* [Input records]:
--------------------------------

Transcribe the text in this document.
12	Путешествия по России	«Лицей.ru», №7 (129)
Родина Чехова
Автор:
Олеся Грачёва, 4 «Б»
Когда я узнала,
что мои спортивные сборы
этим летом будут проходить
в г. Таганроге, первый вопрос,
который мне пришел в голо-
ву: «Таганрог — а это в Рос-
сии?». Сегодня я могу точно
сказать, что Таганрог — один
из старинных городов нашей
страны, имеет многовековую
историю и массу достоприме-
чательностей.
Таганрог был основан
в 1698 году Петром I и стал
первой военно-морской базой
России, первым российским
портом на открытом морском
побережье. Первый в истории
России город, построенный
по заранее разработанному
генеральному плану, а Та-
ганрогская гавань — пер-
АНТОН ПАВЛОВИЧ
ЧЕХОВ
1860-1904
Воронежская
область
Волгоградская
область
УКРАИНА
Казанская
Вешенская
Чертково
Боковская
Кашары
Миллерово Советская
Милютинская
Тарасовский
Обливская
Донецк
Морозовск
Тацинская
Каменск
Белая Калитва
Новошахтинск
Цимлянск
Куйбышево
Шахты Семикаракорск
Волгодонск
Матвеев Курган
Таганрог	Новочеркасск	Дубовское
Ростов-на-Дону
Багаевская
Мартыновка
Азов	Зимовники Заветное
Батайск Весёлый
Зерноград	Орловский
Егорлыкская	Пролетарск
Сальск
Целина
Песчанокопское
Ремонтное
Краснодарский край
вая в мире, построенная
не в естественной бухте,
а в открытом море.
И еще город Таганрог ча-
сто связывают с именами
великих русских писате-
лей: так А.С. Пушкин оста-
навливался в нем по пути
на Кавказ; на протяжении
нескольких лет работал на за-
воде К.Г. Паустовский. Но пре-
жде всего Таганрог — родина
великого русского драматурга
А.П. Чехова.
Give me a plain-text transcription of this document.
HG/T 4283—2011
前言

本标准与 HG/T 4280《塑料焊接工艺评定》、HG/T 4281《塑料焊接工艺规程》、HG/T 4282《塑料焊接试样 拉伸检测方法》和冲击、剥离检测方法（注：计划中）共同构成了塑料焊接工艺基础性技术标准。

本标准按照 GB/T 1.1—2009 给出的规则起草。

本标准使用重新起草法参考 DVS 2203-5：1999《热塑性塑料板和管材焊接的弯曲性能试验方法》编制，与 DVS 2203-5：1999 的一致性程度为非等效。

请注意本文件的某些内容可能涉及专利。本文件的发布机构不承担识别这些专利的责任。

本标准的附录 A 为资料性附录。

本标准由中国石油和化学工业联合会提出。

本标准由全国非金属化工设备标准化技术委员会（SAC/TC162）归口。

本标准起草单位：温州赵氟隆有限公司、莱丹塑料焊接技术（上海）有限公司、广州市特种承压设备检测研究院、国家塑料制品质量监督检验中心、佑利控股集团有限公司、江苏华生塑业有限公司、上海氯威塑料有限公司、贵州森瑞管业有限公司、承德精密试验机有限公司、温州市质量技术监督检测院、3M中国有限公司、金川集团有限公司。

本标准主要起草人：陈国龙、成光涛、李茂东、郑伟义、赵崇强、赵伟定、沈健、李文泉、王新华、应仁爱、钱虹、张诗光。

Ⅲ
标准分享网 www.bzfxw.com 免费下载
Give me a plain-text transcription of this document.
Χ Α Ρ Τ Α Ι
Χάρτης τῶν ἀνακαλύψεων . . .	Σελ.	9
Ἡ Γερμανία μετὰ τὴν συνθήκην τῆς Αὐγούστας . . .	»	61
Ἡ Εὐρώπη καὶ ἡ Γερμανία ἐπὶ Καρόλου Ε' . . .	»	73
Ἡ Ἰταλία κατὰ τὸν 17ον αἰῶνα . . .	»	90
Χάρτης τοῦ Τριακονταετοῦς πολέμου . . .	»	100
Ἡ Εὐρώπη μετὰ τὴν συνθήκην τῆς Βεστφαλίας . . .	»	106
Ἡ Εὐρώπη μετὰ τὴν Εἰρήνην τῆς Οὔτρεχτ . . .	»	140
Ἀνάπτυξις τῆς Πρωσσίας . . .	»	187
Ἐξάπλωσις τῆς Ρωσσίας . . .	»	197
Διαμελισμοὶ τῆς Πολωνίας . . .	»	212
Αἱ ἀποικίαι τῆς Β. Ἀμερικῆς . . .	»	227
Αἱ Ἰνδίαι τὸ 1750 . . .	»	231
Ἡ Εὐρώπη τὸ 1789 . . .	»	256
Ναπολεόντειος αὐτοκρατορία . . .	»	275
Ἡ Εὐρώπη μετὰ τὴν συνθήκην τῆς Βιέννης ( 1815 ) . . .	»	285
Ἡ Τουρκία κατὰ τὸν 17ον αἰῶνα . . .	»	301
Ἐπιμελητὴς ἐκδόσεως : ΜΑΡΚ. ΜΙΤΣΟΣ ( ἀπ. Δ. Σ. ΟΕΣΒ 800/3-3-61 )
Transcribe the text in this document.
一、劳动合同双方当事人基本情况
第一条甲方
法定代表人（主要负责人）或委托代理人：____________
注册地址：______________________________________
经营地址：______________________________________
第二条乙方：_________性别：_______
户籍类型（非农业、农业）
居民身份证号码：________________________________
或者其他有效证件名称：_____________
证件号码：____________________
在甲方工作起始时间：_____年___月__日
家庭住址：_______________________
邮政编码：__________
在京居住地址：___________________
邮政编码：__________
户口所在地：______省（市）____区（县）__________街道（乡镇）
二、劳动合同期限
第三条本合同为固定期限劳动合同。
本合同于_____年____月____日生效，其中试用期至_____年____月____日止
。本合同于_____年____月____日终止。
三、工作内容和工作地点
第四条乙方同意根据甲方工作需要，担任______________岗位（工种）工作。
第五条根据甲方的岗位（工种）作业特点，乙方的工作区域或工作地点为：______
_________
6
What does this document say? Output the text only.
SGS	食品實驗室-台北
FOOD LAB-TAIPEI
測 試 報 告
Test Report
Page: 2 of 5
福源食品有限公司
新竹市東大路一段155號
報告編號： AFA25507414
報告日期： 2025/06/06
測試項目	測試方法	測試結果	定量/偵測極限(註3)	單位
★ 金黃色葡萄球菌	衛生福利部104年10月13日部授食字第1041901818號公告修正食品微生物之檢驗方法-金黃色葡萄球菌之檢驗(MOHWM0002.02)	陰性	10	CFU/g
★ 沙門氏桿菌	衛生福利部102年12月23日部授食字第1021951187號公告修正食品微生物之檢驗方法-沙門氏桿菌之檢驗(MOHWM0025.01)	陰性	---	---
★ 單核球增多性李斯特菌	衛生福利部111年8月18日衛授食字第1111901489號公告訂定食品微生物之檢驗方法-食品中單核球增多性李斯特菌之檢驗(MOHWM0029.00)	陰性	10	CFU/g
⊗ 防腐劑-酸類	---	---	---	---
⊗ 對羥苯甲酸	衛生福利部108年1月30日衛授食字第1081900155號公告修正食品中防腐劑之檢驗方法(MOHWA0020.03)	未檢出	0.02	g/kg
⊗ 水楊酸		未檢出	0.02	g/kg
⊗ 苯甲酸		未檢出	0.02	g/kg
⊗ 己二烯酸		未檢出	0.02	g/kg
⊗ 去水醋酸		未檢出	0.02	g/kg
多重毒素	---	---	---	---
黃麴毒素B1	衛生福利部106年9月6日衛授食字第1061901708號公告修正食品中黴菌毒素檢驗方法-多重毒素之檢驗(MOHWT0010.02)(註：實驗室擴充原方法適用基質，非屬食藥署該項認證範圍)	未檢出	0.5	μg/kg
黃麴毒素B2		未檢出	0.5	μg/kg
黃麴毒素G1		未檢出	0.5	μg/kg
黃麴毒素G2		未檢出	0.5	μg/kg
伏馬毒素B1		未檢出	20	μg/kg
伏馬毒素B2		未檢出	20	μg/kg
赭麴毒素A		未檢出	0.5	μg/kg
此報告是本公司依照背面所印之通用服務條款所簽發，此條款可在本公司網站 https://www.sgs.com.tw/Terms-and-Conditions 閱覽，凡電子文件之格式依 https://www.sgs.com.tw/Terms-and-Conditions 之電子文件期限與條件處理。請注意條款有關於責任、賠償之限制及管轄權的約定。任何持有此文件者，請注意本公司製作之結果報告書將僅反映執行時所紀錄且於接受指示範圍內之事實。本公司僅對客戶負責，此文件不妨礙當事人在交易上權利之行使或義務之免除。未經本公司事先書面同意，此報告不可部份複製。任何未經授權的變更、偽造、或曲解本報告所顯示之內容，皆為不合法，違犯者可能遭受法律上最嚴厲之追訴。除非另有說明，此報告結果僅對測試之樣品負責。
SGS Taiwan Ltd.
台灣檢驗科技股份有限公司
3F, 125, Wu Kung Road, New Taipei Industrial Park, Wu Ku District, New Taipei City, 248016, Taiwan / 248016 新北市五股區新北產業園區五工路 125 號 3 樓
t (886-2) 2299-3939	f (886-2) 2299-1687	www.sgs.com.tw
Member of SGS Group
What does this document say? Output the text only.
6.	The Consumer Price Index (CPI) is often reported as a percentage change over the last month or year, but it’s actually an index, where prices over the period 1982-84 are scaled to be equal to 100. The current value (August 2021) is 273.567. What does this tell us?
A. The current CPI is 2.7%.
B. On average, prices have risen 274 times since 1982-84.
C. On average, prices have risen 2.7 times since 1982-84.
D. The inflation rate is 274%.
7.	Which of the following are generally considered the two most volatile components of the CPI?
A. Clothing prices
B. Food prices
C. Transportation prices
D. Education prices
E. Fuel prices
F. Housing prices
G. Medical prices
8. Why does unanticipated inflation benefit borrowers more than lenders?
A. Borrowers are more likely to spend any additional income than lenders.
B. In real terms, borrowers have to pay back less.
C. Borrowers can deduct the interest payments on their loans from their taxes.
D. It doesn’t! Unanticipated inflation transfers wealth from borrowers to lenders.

--------------------------------

Copy out every line of the data that includes the word "current".

6.	The Consumer Price Index (CPI) is often reported as a percentage change over the last month or year, but it’s actually an index, where prices over the period 1982-84 are scaled to be equal to 100. The current value (August 2021) is 273.567. What does this tell us?
A. The current CPI is 2.7%.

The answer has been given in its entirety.